Reproduce the entries below character for character, keeping every line as it stands.

══ EXTRACTED DATA

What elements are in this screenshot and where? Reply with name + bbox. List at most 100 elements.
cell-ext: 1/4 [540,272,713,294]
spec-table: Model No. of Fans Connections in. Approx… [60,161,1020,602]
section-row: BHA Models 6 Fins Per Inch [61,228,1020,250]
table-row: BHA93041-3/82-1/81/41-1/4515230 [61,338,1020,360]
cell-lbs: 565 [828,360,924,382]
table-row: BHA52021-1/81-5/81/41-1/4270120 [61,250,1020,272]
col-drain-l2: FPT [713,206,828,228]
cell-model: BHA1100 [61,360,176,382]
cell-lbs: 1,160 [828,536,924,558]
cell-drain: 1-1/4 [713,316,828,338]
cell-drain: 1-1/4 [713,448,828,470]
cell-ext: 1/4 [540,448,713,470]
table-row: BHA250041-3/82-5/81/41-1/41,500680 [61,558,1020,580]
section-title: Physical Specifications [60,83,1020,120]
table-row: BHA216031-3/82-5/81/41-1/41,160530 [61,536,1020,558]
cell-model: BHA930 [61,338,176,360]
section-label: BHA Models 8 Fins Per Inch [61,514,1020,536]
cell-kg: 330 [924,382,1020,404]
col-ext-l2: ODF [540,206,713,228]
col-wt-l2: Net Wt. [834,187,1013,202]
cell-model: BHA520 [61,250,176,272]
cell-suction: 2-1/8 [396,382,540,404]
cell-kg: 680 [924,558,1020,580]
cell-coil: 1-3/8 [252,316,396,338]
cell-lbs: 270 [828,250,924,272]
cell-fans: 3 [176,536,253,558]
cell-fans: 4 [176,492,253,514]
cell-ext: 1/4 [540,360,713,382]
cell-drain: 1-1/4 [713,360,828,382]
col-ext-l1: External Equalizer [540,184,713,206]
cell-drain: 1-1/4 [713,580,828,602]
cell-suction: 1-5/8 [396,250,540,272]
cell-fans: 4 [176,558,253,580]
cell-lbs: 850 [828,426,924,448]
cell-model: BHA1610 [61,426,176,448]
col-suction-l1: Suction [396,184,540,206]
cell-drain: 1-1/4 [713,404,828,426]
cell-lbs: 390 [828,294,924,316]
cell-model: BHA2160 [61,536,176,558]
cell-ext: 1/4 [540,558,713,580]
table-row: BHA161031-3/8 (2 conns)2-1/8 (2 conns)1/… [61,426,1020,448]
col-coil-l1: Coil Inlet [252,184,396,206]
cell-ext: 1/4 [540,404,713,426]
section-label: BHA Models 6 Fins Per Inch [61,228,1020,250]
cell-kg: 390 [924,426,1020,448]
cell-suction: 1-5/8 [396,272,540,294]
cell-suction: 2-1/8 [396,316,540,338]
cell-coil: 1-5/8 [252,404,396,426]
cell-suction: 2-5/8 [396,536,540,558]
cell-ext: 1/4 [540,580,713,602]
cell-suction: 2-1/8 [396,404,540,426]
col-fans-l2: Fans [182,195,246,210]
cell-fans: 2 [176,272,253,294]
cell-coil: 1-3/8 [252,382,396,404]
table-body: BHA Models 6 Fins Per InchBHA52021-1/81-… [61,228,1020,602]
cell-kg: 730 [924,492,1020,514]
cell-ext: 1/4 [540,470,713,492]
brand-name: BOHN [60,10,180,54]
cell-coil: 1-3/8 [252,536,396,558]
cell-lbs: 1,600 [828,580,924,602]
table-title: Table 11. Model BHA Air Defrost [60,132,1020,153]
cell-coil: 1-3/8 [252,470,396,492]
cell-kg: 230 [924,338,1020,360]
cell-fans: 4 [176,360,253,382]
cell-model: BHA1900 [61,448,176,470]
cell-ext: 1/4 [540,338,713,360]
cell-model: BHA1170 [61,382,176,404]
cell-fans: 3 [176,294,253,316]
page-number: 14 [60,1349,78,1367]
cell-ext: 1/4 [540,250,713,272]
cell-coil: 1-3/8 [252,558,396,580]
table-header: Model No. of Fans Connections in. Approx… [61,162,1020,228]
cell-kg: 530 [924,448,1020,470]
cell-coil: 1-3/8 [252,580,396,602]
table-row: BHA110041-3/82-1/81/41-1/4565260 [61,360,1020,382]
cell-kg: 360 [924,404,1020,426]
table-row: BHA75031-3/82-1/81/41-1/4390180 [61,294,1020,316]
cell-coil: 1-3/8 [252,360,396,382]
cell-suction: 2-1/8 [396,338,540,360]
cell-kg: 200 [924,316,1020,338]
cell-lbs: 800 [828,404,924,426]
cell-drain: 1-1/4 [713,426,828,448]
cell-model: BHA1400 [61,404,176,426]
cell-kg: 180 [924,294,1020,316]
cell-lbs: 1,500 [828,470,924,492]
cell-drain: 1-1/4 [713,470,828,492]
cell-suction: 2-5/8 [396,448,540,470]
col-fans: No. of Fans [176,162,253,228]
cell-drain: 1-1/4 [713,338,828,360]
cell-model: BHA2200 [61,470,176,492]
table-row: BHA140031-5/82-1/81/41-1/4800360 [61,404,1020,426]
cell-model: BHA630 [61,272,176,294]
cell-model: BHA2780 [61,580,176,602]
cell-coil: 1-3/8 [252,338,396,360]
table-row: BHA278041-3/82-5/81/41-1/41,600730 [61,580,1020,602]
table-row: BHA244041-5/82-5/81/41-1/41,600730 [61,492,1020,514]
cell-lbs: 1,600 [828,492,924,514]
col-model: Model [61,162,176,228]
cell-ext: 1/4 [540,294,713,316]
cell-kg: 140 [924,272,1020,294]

════

## THE REPLY:
What elements are in this screenshot and where? Reply with name + bbox. List at most 100 elements.
cell-ext: 1/4 [540,272,713,294]
spec-table: Model No. of Fans Connections in. Approx… [60,161,1020,602]
section-row: BHA Models 6 Fins Per Inch [61,228,1020,250]
table-row: BHA93041-3/82-1/81/41-1/4515230 [61,338,1020,360]
cell-lbs: 565 [828,360,924,382]
table-row: BHA52021-1/81-5/81/41-1/4270120 [61,250,1020,272]
col-drain-l2: FPT [713,206,828,228]
cell-model: BHA1100 [61,360,176,382]
cell-lbs: 1,160 [828,536,924,558]
cell-drain: 1-1/4 [713,316,828,338]
cell-drain: 1-1/4 [713,448,828,470]
cell-ext: 1/4 [540,448,713,470]
table-row: BHA250041-3/82-5/81/41-1/41,500680 [61,558,1020,580]
section-title: Physical Specifications [60,83,1020,120]
table-row: BHA216031-3/82-5/81/41-1/41,160530 [61,536,1020,558]
cell-model: BHA930 [61,338,176,360]
section-label: BHA Models 8 Fins Per Inch [61,514,1020,536]
cell-kg: 330 [924,382,1020,404]
col-ext-l2: ODF [540,206,713,228]
col-wt-l2: Net Wt. [834,187,1013,202]
cell-model: BHA520 [61,250,176,272]
cell-suction: 2-1/8 [396,382,540,404]
cell-kg: 680 [924,558,1020,580]
cell-coil: 1-3/8 [252,316,396,338]
cell-lbs: 270 [828,250,924,272]
cell-fans: 3 [176,536,253,558]
cell-fans: 4 [176,492,253,514]
cell-ext: 1/4 [540,360,713,382]
cell-drain: 1-1/4 [713,360,828,382]
col-ext-l1: External Equalizer [540,184,713,206]
cell-drain: 1-1/4 [713,580,828,602]
cell-suction: 1-5/8 [396,250,540,272]
cell-fans: 4 [176,558,253,580]
cell-lbs: 850 [828,426,924,448]
cell-model: BHA1610 [61,426,176,448]
col-suction-l1: Suction [396,184,540,206]
cell-drain: 1-1/4 [713,404,828,426]
cell-lbs: 390 [828,294,924,316]
cell-model: BHA2160 [61,536,176,558]
cell-ext: 1/4 [540,558,713,580]
table-row: BHA161031-3/8 (2 conns)2-1/8 (2 conns)1/… [61,426,1020,448]
col-coil-l1: Coil Inlet [252,184,396,206]
cell-ext: 1/4 [540,404,713,426]
section-label: BHA Models 6 Fins Per Inch [61,228,1020,250]
cell-kg: 390 [924,426,1020,448]
cell-suction: 1-5/8 [396,272,540,294]
cell-suction: 2-1/8 [396,316,540,338]
cell-coil: 1-5/8 [252,404,396,426]
cell-suction: 2-5/8 [396,536,540,558]
cell-ext: 1/4 [540,580,713,602]
cell-suction: 2-1/8 [396,404,540,426]
col-fans-l2: Fans [182,195,246,210]
cell-fans: 2 [176,272,253,294]
cell-coil: 1-3/8 [252,382,396,404]
table-body: BHA Models 6 Fins Per InchBHA52021-1/81-… [61,228,1020,602]
cell-kg: 730 [924,492,1020,514]
cell-ext: 1/4 [540,470,713,492]
brand-name: BOHN [60,10,180,54]
cell-coil: 1-3/8 [252,536,396,558]
cell-lbs: 1,600 [828,580,924,602]
table-title: Table 11. Model BHA Air Defrost [60,132,1020,153]
cell-coil: 1-3/8 [252,470,396,492]
cell-kg: 230 [924,338,1020,360]
cell-fans: 4 [176,360,253,382]
cell-model: BHA1900 [61,448,176,470]
cell-ext: 1/4 [540,338,713,360]
cell-model: BHA1170 [61,382,176,404]
cell-fans: 3 [176,294,253,316]
page-number: 14 [60,1349,78,1367]
cell-ext: 1/4 [540,250,713,272]
cell-coil: 1-3/8 [252,558,396,580]
table-header: Model No. of Fans Connections in. Approx… [61,162,1020,228]
cell-kg: 530 [924,448,1020,470]
cell-coil: 1-3/8 [252,580,396,602]
table-row: BHA110041-3/82-1/81/41-1/4565260 [61,360,1020,382]
cell-kg: 360 [924,404,1020,426]
table-row: BHA75031-3/82-1/81/41-1/4390180 [61,294,1020,316]
cell-coil: 1-3/8 [252,360,396,382]
cell-suction: 2-1/8 [396,338,540,360]
cell-kg: 200 [924,316,1020,338]
cell-lbs: 800 [828,404,924,426]
cell-drain: 1-1/4 [713,426,828,448]
cell-model: BHA1400 [61,404,176,426]
cell-kg: 180 [924,294,1020,316]
cell-lbs: 1,500 [828,470,924,492]
cell-drain: 1-1/4 [713,470,828,492]
cell-suction: 2-5/8 [396,448,540,470]
col-fans: No. of Fans [176,162,253,228]
cell-drain: 1-1/4 [713,338,828,360]
cell-model: BHA2200 [61,470,176,492]
table-row: BHA140031-5/82-1/81/41-1/4800360 [61,404,1020,426]
cell-model: BHA630 [61,272,176,294]
cell-model: BHA2780 [61,580,176,602]
cell-coil: 1-3/8 [252,338,396,360]
table-row: BHA278041-3/82-5/81/41-1/41,600730 [61,580,1020,602]
table-row: BHA244041-5/82-5/81/41-1/41,600730 [61,492,1020,514]
cell-lbs: 1,600 [828,492,924,514]
col-model: Model [61,162,176,228]
cell-ext: 1/4 [540,294,713,316]
cell-kg: 140 [924,272,1020,294]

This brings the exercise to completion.